Metin Bölümü –
....................
Mesajı Okuyun
Old 25-02-2005, 16:26   #1
Av.Mehmet Saim Dikici

 
Varsayılan Bir İşletme Varlığı Olarak Abone Devri Ve Sonuçları

BİR İŞLETME VARLIĞI OLARAK
ABONELİK SÖZLEŞMESİ VE MÜŞTERİ VERİLERİNİN ÜCRET KARŞILIĞI DEVRİ VE SONUÇLARI


Bilindiği gibi ticari işletmeler Türk Ticaret Yasasının 12. maddesi temelinde maddi, 11/2 madde kapsamıyla ise gayrı maddi varlıklara sahiptirler. Bu itibarla yasamıza göre; işletme varlığı içinde tüm taşınmaz ve taşınır mallar ile makine-teçhizat gibi mallar maddi varlık olarak; marka hakkı, lisans hakkı gibi haklar ise; gayrı maddi varlıklar olarak kabul edilmektedir.

Teknolojinin ilerlemesi ile birlikte işletme varlıkları içine daha farklı unsurların katılmasına şahit olmaktayız. Şöyle ki; işletmenin müşterinin yararlanmasına sunduğu hizmetlerin belli bir sözleşmeye bağlı olarak ve ücret karşılığı devam etmesi ile birlikte, süreklilik arz eden müşteri kullanımı zaman içerisinde şirketin ekonomik değerini artırmakta öyle ki günümüzde bilhassa GSM abonelerinin uluslar arası piyasalarda 1 Abone= 100 USD değeri ile şirkete değer kattığı görülmektedir.
....................
Veri Kümesi –
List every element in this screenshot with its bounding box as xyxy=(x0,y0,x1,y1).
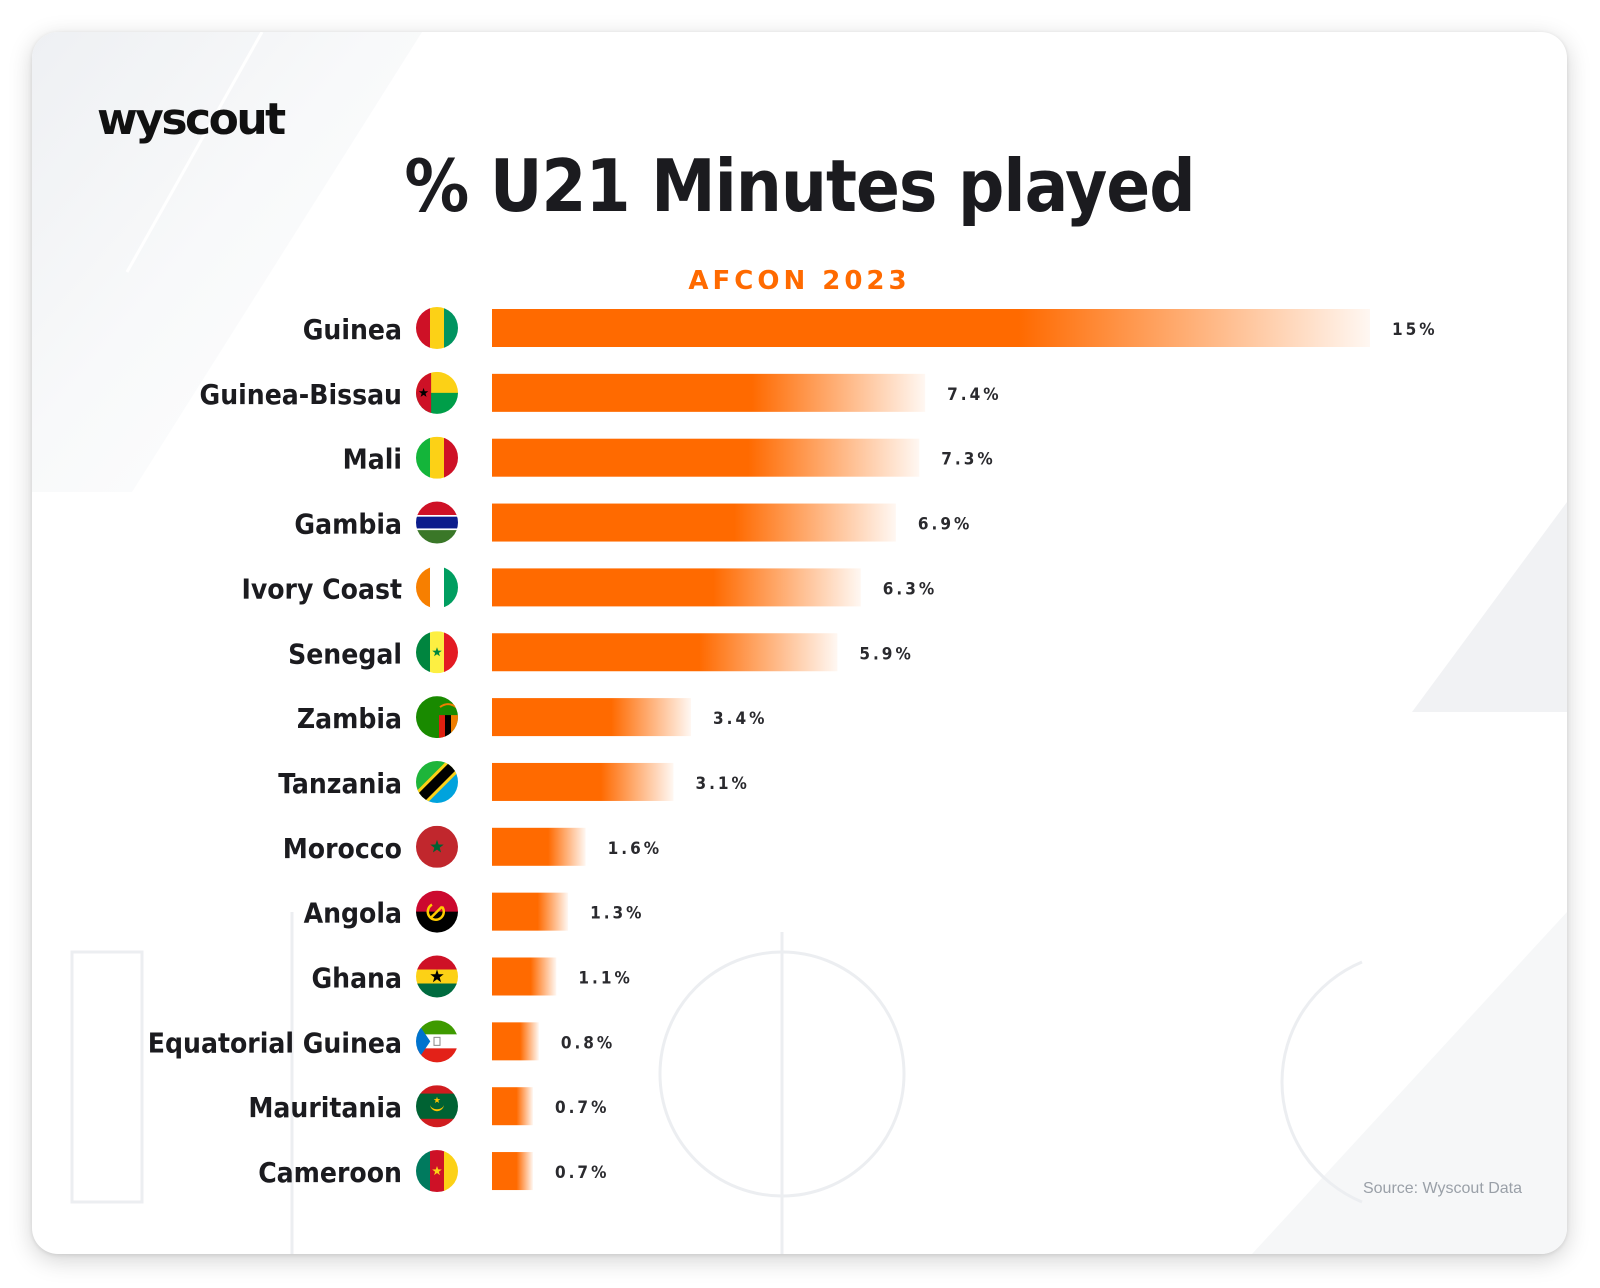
category-label: Ghana xyxy=(311,962,402,995)
bar xyxy=(492,438,920,477)
bar-row: Mauritania 0.7% xyxy=(248,1085,609,1128)
value-label: 0.7% xyxy=(555,1098,609,1118)
bar xyxy=(492,892,569,931)
bar-row: Zambia 3.4% xyxy=(297,696,767,739)
bar xyxy=(492,1152,533,1191)
tanzania-flag-icon xyxy=(416,760,458,803)
bar xyxy=(492,827,586,866)
mali-flag-icon xyxy=(416,436,458,479)
category-label: Ivory Coast xyxy=(241,572,402,605)
category-label: Angola xyxy=(304,897,402,930)
value-label: 1.1% xyxy=(578,969,632,989)
bar xyxy=(492,698,692,737)
value-label: 6.3% xyxy=(883,579,937,599)
category-label: Tanzania xyxy=(278,767,402,800)
cameroon-flag-icon xyxy=(416,1150,458,1193)
angola-flag-icon xyxy=(416,890,458,933)
bar-row: Guinea-Bissau 7.4% xyxy=(200,371,1001,414)
chart-title: % U21 Minutes played xyxy=(404,144,1195,228)
morocco-flag-icon xyxy=(416,825,458,868)
category-label: Zambia xyxy=(297,702,402,735)
bar-row: Angola 1.3% xyxy=(304,890,644,933)
wyscout-logo: wyscout xyxy=(97,94,286,145)
bar-row: Ghana 1.1% xyxy=(311,955,632,998)
bar-row: Mali 7.3% xyxy=(343,436,995,479)
bar-row: Guinea 15% xyxy=(303,307,1438,349)
value-label: 5.9% xyxy=(859,644,913,664)
bar-row: Cameroon 0.7% xyxy=(258,1150,609,1193)
senegal-flag-icon xyxy=(416,631,458,674)
bar-row: Ivory Coast 6.3% xyxy=(241,566,937,609)
mauritania-flag-icon xyxy=(416,1085,458,1128)
infographic-card: wyscout % U21 Minutes played AFCON 2023 … xyxy=(32,32,1567,1254)
bar-row: Morocco 1.6% xyxy=(283,825,662,868)
category-label: Equatorial Guinea xyxy=(148,1026,402,1059)
chart-subtitle: AFCON 2023 xyxy=(688,266,911,296)
bar-row: Equatorial Guinea 0.8% xyxy=(148,1020,615,1063)
bar xyxy=(492,633,838,672)
value-label: 0.7% xyxy=(555,1163,609,1183)
value-label: 7.4% xyxy=(947,385,1001,405)
value-label: 3.1% xyxy=(695,774,749,794)
category-label: Morocco xyxy=(283,832,402,865)
bar-row: Senegal 5.9% xyxy=(288,631,913,674)
equatorial-guinea-flag-icon xyxy=(416,1020,458,1063)
ivory-coast-flag-icon xyxy=(416,566,458,609)
bar xyxy=(492,957,557,996)
category-label: Mali xyxy=(343,443,402,476)
value-label: 15% xyxy=(1392,320,1438,340)
source-note: Source: Wyscout Data xyxy=(1362,1180,1522,1197)
gambia-flag-icon xyxy=(416,501,458,544)
value-label: 1.3% xyxy=(590,904,644,924)
guinea-bissau-flag-icon xyxy=(416,371,458,414)
value-label: 0.8% xyxy=(561,1033,615,1053)
value-label: 1.6% xyxy=(608,839,662,859)
bar xyxy=(492,1087,533,1126)
background-decoration xyxy=(32,32,1567,1254)
bar-row: Tanzania 3.1% xyxy=(278,760,749,803)
bar xyxy=(492,568,861,607)
bar-chart: Guinea 15% Guinea-Bissau 7.4% Mali 7.3% Gambia… xyxy=(148,307,1438,1193)
category-label: Mauritania xyxy=(248,1091,402,1124)
value-label: 7.3% xyxy=(941,450,995,470)
bar xyxy=(492,762,674,801)
category-label: Guinea xyxy=(303,313,402,346)
category-label: Gambia xyxy=(294,508,402,541)
bar xyxy=(492,309,1370,347)
ghana-flag-icon xyxy=(416,955,458,998)
zambia-flag-icon xyxy=(416,696,458,739)
value-label: 6.9% xyxy=(918,515,972,535)
value-label: 3.4% xyxy=(713,709,767,729)
category-label: Guinea-Bissau xyxy=(200,378,402,411)
bar-row: Gambia 6.9% xyxy=(294,501,972,544)
bar xyxy=(492,373,926,412)
category-label: Cameroon xyxy=(258,1156,402,1189)
category-label: Senegal xyxy=(288,637,402,670)
bar xyxy=(492,503,896,542)
bar xyxy=(492,1022,539,1061)
guinea-flag-icon xyxy=(416,307,458,349)
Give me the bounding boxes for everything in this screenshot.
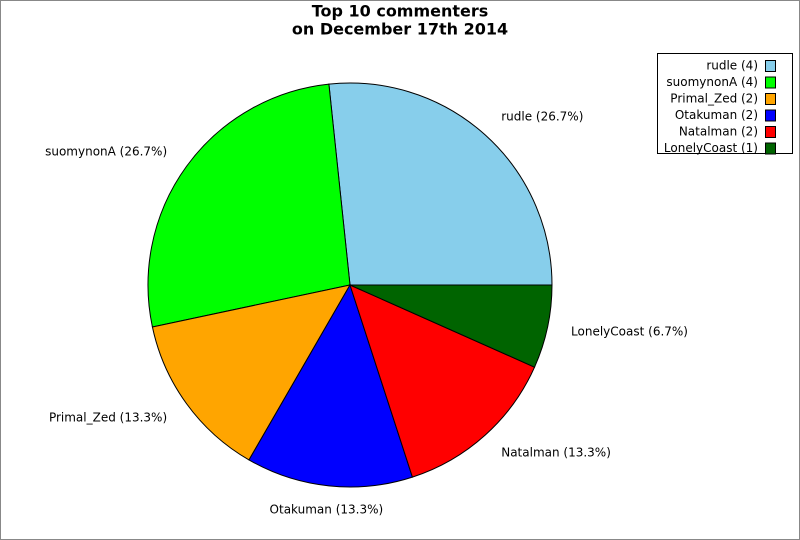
pie-slice	[349, 284, 553, 368]
legend-label: Otakuman (2)	[675, 108, 758, 122]
pie-slice	[349, 284, 536, 478]
legend-label: suomynonA (4)	[666, 75, 758, 89]
legend-label: LonelyCoast (1)	[664, 141, 758, 155]
chart-subtitle: on December 17th 2014	[292, 20, 508, 39]
pie-slice	[147, 83, 351, 328]
slice-label: Primal_Zed (13.3%)	[49, 410, 167, 424]
legend-label: Natalman (2)	[679, 125, 758, 139]
legend-swatch	[765, 126, 776, 138]
legend-label: rudle (4)	[706, 59, 758, 73]
legend-swatch	[765, 93, 776, 105]
legend-swatch	[765, 109, 776, 122]
slice-label: rudle (26.7%)	[501, 110, 583, 124]
legend-swatch	[765, 76, 776, 89]
pie-slice	[328, 82, 553, 286]
slice-label: Otakuman (13.3%)	[270, 502, 384, 516]
slice-label: Natalman (13.3%)	[501, 445, 611, 459]
slice-label: LonelyCoast (6.7%)	[571, 324, 688, 338]
legend-swatch	[765, 60, 776, 72]
slice-label: suomynonA (26.7%)	[45, 145, 167, 159]
legend-label: Primal_Zed (2)	[670, 92, 758, 106]
pie-slice	[151, 284, 351, 461]
chart-title: Top 10 commenters	[312, 2, 489, 21]
pie-slice	[248, 283, 414, 488]
legend-swatch	[765, 142, 776, 155]
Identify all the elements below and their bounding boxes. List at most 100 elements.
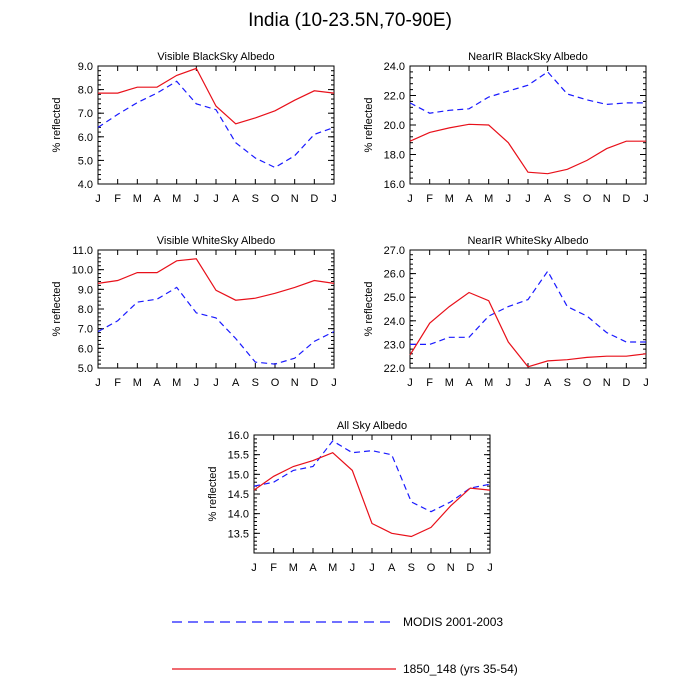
x-tick-label: A xyxy=(232,193,240,205)
series-line-model xyxy=(98,67,335,125)
plot-frame xyxy=(409,249,647,369)
series-line-modis xyxy=(97,286,335,365)
x-tick-label: J xyxy=(95,377,101,389)
x-tick-label: M xyxy=(172,193,181,205)
y-tick-label: 20.0 xyxy=(384,120,405,132)
x-tick-label: D xyxy=(622,377,630,389)
x-tick-label: N xyxy=(603,193,611,205)
y-tick-label: 11.0 xyxy=(72,245,93,257)
y-tick-label: 5.0 xyxy=(78,155,93,167)
y-tick-label: 16.0 xyxy=(228,430,249,442)
y-tick-label: 10.0 xyxy=(72,265,93,277)
x-tick-label: J xyxy=(213,377,219,389)
x-tick-label: O xyxy=(583,193,592,205)
x-tick-label: J xyxy=(525,193,531,205)
x-tick-label: J xyxy=(506,193,512,205)
x-tick-label: D xyxy=(310,377,318,389)
plot-frame xyxy=(97,65,335,185)
series-line-modis xyxy=(253,440,491,513)
plot-frame xyxy=(97,249,335,369)
y-tick-label: 22.0 xyxy=(384,363,405,375)
y-tick-label: 14.0 xyxy=(228,509,249,521)
x-tick-label: D xyxy=(466,562,474,574)
x-tick-label: M xyxy=(133,377,142,389)
legend: MODIS 2001-2003 1850_148 (yrs 35-54) xyxy=(172,615,518,676)
series-line-model xyxy=(409,123,646,175)
plot-frame xyxy=(253,434,491,554)
x-tick-label: J xyxy=(194,377,200,389)
x-tick-label: J xyxy=(251,562,257,574)
x-tick-label: N xyxy=(291,193,299,205)
y-tick-label: 22.0 xyxy=(384,91,405,103)
x-tick-label: A xyxy=(153,193,161,205)
y-axis-label: % reflected xyxy=(207,466,219,521)
y-tick-label: 9.0 xyxy=(78,284,93,296)
x-tick-label: J xyxy=(213,193,219,205)
y-tick-label: 23.0 xyxy=(384,339,405,351)
x-tick-label: J xyxy=(331,377,337,389)
x-tick-label: F xyxy=(114,377,121,389)
x-tick-label: J xyxy=(525,377,531,389)
plot-frame xyxy=(409,65,647,185)
y-axis-label: % reflected xyxy=(51,281,63,336)
page-title: India (10-23.5N,70-90E) xyxy=(248,10,452,31)
x-tick-label: N xyxy=(291,377,299,389)
panel-title: NearIR WhiteSky Albedo xyxy=(467,235,588,247)
x-tick-label: S xyxy=(252,377,259,389)
x-tick-label: M xyxy=(133,193,142,205)
y-tick-label: 16.0 xyxy=(384,179,405,191)
x-tick-label: F xyxy=(426,193,433,205)
series-line-model xyxy=(253,452,491,538)
y-tick-label: 7.0 xyxy=(78,108,93,120)
x-tick-label: J xyxy=(487,562,493,574)
x-tick-label: A xyxy=(309,562,317,574)
series-line-modis xyxy=(409,71,646,114)
series-line-model xyxy=(409,291,647,368)
x-tick-label: F xyxy=(114,193,121,205)
x-tick-label: F xyxy=(270,562,277,574)
x-tick-label: J xyxy=(407,193,413,205)
y-tick-label: 13.5 xyxy=(228,528,249,540)
x-tick-label: A xyxy=(544,377,552,389)
y-tick-label: 7.0 xyxy=(78,324,93,336)
panel-title: Visible BlackSky Albedo xyxy=(157,51,274,63)
y-tick-label: 6.0 xyxy=(78,343,93,355)
x-tick-label: O xyxy=(583,377,592,389)
x-tick-label: J xyxy=(194,193,200,205)
x-tick-label: J xyxy=(331,193,337,205)
x-tick-label: M xyxy=(484,193,493,205)
legend-label-model: 1850_148 (yrs 35-54) xyxy=(403,662,518,676)
y-tick-label: 24.0 xyxy=(384,61,405,73)
x-tick-label: N xyxy=(603,377,611,389)
x-tick-label: N xyxy=(447,562,455,574)
x-tick-label: J xyxy=(350,562,356,574)
x-tick-label: M xyxy=(484,377,493,389)
x-tick-label: M xyxy=(445,377,454,389)
x-tick-label: J xyxy=(407,377,413,389)
x-tick-label: S xyxy=(564,377,571,389)
x-tick-label: J xyxy=(95,193,101,205)
y-axis-label: % reflected xyxy=(51,97,63,152)
x-tick-label: D xyxy=(310,193,318,205)
y-tick-label: 6.0 xyxy=(78,132,93,144)
y-tick-label: 4.0 xyxy=(78,179,93,191)
panel-title: Visible WhiteSky Albedo xyxy=(157,235,275,247)
x-tick-label: M xyxy=(445,193,454,205)
x-tick-label: J xyxy=(643,377,649,389)
y-tick-label: 15.5 xyxy=(228,450,249,462)
y-tick-label: 5.0 xyxy=(78,363,93,375)
legend-label-modis: MODIS 2001-2003 xyxy=(403,615,503,629)
x-tick-label: O xyxy=(271,377,280,389)
x-tick-label: M xyxy=(289,562,298,574)
y-axis-label: % reflected xyxy=(363,281,375,336)
x-tick-label: J xyxy=(643,193,649,205)
panel-title: NearIR BlackSky Albedo xyxy=(468,51,588,63)
y-tick-label: 15.0 xyxy=(228,469,249,481)
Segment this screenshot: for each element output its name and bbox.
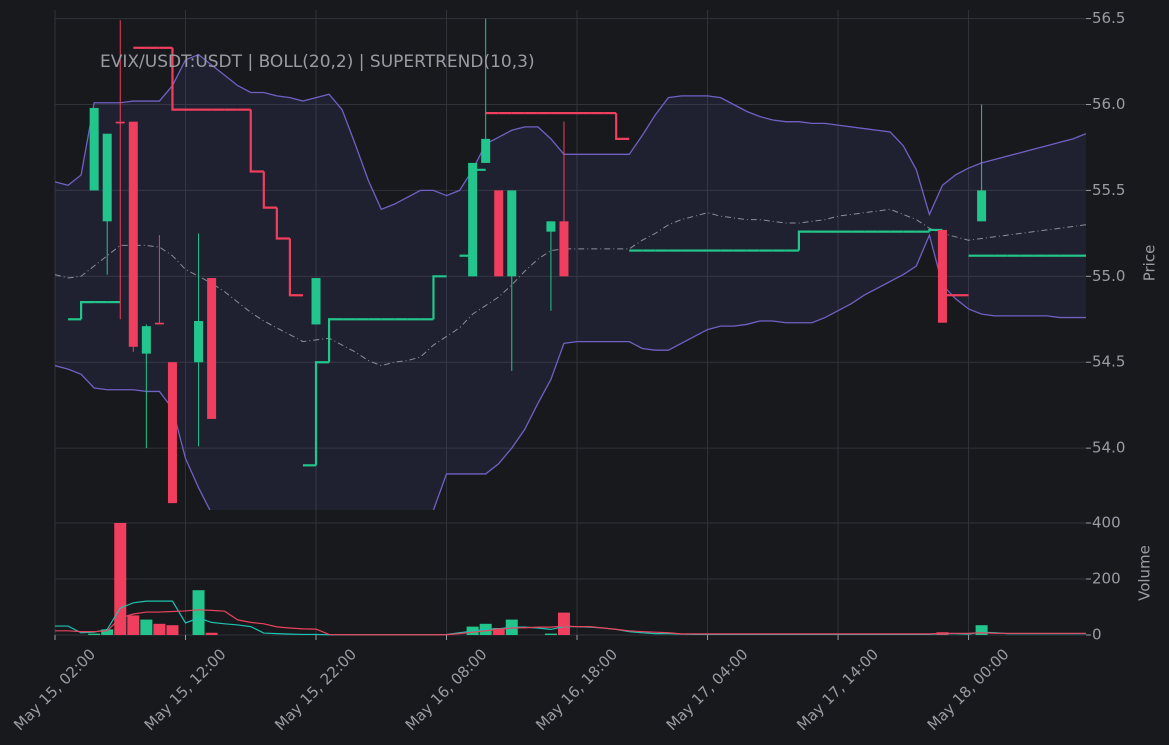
volume-pane bbox=[55, 523, 1086, 636]
y-axis-label: Price bbox=[1141, 245, 1159, 282]
candle-body bbox=[468, 162, 478, 277]
supertrend-up bbox=[928, 228, 943, 232]
volume-bar bbox=[205, 632, 218, 635]
candle-body bbox=[102, 133, 112, 222]
volume-y-tick-label: 0 bbox=[1092, 626, 1102, 644]
candle-body bbox=[89, 107, 99, 191]
volume-bar bbox=[557, 612, 570, 635]
bollinger-lower bbox=[55, 233, 1086, 510]
supertrend-up bbox=[314, 361, 330, 466]
volume-bar bbox=[492, 628, 505, 635]
volume-bar bbox=[101, 629, 114, 635]
volume-y-tick-label: 400 bbox=[1092, 514, 1121, 532]
candle-body bbox=[481, 138, 491, 163]
volume-axis-label: Volume bbox=[1136, 545, 1154, 601]
grid bbox=[54, 10, 1086, 636]
y-tick-label: 54.5 bbox=[1092, 353, 1125, 371]
volume-bar bbox=[153, 623, 166, 635]
candle-body bbox=[311, 278, 321, 325]
bollinger-middle bbox=[55, 208, 1086, 367]
supertrend-down bbox=[615, 113, 630, 140]
volume-bar bbox=[88, 633, 101, 635]
volume-bar bbox=[127, 615, 140, 635]
volume-y-tick-label: 200 bbox=[1092, 570, 1121, 588]
volume-average bbox=[55, 609, 1086, 636]
bollinger-band bbox=[55, 54, 1086, 510]
candle-body bbox=[507, 190, 517, 277]
price-pane bbox=[55, 18, 1086, 510]
supertrend-down bbox=[262, 171, 277, 209]
candle-body bbox=[128, 121, 138, 347]
bollinger-upper bbox=[55, 53, 1086, 217]
candle-body bbox=[154, 322, 164, 325]
candle-body bbox=[977, 190, 987, 222]
supertrend-up bbox=[797, 230, 812, 251]
y-tick-label: 55.0 bbox=[1092, 267, 1125, 285]
volume-bar bbox=[140, 619, 153, 635]
y-tick-label: 55.5 bbox=[1092, 181, 1125, 199]
candle-body bbox=[207, 278, 217, 419]
supertrend-up bbox=[80, 300, 95, 320]
volume-bar bbox=[544, 633, 557, 635]
candle-body bbox=[937, 229, 947, 323]
candle-body bbox=[141, 326, 151, 354]
supertrend-up bbox=[327, 318, 343, 363]
candle-body bbox=[494, 190, 504, 277]
y-tick-label: 56.0 bbox=[1092, 95, 1125, 113]
y-tick-label: 54.0 bbox=[1092, 439, 1125, 457]
candle-body bbox=[194, 320, 204, 363]
candle-body bbox=[559, 221, 569, 277]
supertrend-down bbox=[275, 207, 290, 240]
volume-bar bbox=[975, 625, 988, 635]
volume-bar bbox=[192, 590, 205, 635]
supertrend-up bbox=[432, 275, 447, 320]
supertrend-down bbox=[249, 109, 264, 173]
supertrend-down bbox=[288, 238, 303, 297]
y-tick-label: 56.5 bbox=[1092, 9, 1125, 27]
chart-title: EVIX/USDT:USDT | BOLL(20,2) | SUPERTREND… bbox=[100, 52, 535, 72]
candle-body bbox=[546, 221, 556, 232]
volume-bar bbox=[166, 625, 179, 635]
supertrend-down bbox=[171, 47, 186, 111]
candle-body bbox=[115, 121, 125, 124]
candle-body bbox=[167, 362, 177, 504]
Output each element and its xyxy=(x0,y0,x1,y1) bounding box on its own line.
....................
Görev Tanımı 1 – Abonelik devrini konu alan metne göre ticari işletmelerin maddi varlıkları Türk Ticaret Yasasının hangi maddesine dayanır?
Görev Tanımı 2 – Kayıtlarda "category-label: Ghana xyxy=(311,962,402,995)" içeren satırla başlayıp "angola-flag-icon xyxy=(416,890,458,933)" içeren satırla biten bölümü "category-label" yerine "kategori-etiketi" yazarak düzenleyin. Yalnızca bu satırları verin, geri kalan her şeyi aynen koruyun.
Kayıtların metinle hiçbir ilgisi yoktur.

Görev Sonucu 1 – Türk Ticaret Yasasının 12. maddesine dayanır.

Görev Sonucu 2 –
kategori-etiketi: Ghana xyxy=(311,962,402,995)
bar xyxy=(492,438,920,477)
bar-row: Mauritania 0.7% xyxy=(248,1085,609,1128)
value-label: 0.7% xyxy=(555,1098,609,1118)
bar xyxy=(492,892,569,931)
bar-row: Zambia 3.4% xyxy=(297,696,767,739)
bar xyxy=(492,1152,533,1191)
tanzania-flag-icon xyxy=(416,760,458,803)
bar xyxy=(492,827,586,866)
mali-flag-icon xyxy=(416,436,458,479)
kategori-etiketi: Ivory Coast xyxy=(241,572,402,605)
kategori-etiketi: Angola xyxy=(304,897,402,930)
value-label: 1.1% xyxy=(578,969,632,989)
bar xyxy=(492,698,692,737)
value-label: 6.3% xyxy=(883,579,937,599)
kategori-etiketi: Tanzania xyxy=(278,767,402,800)
cameroon-flag-icon xyxy=(416,1150,458,1193)
angola-flag-icon xyxy=(416,890,458,933)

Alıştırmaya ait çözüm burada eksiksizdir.